» WHAT TO DO: Can you restate the records below word for word?

» MATERIAL PROVIDED:
____________

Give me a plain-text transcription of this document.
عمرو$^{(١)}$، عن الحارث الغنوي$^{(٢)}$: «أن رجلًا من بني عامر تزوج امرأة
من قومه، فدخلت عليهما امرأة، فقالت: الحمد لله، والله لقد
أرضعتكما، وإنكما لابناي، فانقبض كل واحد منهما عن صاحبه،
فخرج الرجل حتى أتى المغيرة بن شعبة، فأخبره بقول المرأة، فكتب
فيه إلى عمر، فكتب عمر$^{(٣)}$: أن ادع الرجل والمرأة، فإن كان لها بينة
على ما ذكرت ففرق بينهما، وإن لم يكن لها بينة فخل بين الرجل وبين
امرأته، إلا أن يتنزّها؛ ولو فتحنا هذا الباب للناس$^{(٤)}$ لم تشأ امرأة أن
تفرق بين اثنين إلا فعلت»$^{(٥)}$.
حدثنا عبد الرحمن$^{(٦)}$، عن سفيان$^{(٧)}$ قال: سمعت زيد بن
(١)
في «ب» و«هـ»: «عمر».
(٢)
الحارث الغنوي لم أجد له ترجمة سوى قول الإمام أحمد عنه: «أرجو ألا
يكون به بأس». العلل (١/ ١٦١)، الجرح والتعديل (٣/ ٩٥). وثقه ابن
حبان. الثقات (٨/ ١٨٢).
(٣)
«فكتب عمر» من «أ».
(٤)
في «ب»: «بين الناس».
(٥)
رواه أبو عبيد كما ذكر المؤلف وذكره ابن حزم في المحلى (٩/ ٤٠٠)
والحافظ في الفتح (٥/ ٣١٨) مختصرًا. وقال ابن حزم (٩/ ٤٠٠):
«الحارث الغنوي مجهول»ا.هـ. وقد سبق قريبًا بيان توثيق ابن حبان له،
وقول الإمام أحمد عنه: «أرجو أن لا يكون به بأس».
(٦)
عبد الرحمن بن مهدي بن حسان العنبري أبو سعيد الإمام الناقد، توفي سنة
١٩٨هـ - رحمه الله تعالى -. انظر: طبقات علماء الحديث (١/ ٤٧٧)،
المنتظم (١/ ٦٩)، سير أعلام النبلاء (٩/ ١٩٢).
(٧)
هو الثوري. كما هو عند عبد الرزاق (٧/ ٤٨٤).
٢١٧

____________

» REPLY TO THE TASK:
Give me a plain-text transcription of this document.
عمرو$^{(١)}$، عن الحارث الغنوي$^{(٢)}$: «أن رجلًا من بني عامر تزوج امرأة
من قومه، فدخلت عليهما امرأة، فقالت: الحمد لله، والله لقد
أرضعتكما، وإنكما لابناي، فانقبض كل واحد منهما عن صاحبه،
فخرج الرجل حتى أتى المغيرة بن شعبة، فأخبره بقول المرأة، فكتب
فيه إلى عمر، فكتب عمر$^{(٣)}$: أن ادع الرجل والمرأة، فإن كان لها بينة
على ما ذكرت ففرق بينهما، وإن لم يكن لها بينة فخل بين الرجل وبين
امرأته، إلا أن يتنزّها؛ ولو فتحنا هذا الباب للناس$^{(٤)}$ لم تشأ امرأة أن
تفرق بين اثنين إلا فعلت»$^{(٥)}$.
حدثنا عبد الرحمن$^{(٦)}$، عن سفيان$^{(٧)}$ قال: سمعت زيد بن
(١)
في «ب» و«هـ»: «عمر».
(٢)
الحارث الغنوي لم أجد له ترجمة سوى قول الإمام أحمد عنه: «أرجو ألا
يكون به بأس». العلل (١/ ١٦١)، الجرح والتعديل (٣/ ٩٥). وثقه ابن
حبان. الثقات (٨/ ١٨٢).
(٣)
«فكتب عمر» من «أ».
(٤)
في «ب»: «بين الناس».
(٥)
رواه أبو عبيد كما ذكر المؤلف وذكره ابن حزم في المحلى (٩/ ٤٠٠)
والحافظ في الفتح (٥/ ٣١٨) مختصرًا. وقال ابن حزم (٩/ ٤٠٠):
«الحارث الغنوي مجهول»ا.هـ. وقد سبق قريبًا بيان توثيق ابن حبان له،
وقول الإمام أحمد عنه: «أرجو أن لا يكون به بأس».
(٦)
عبد الرحمن بن مهدي بن حسان العنبري أبو سعيد الإمام الناقد، توفي سنة
١٩٨هـ - رحمه الله تعالى -. انظر: طبقات علماء الحديث (١/ ٤٧٧)،
المنتظم (١/ ٦٩)، سير أعلام النبلاء (٩/ ١٩٢).
(٧)
هو الثوري. كما هو عند عبد الرزاق (٧/ ٤٨٤).
٢١٧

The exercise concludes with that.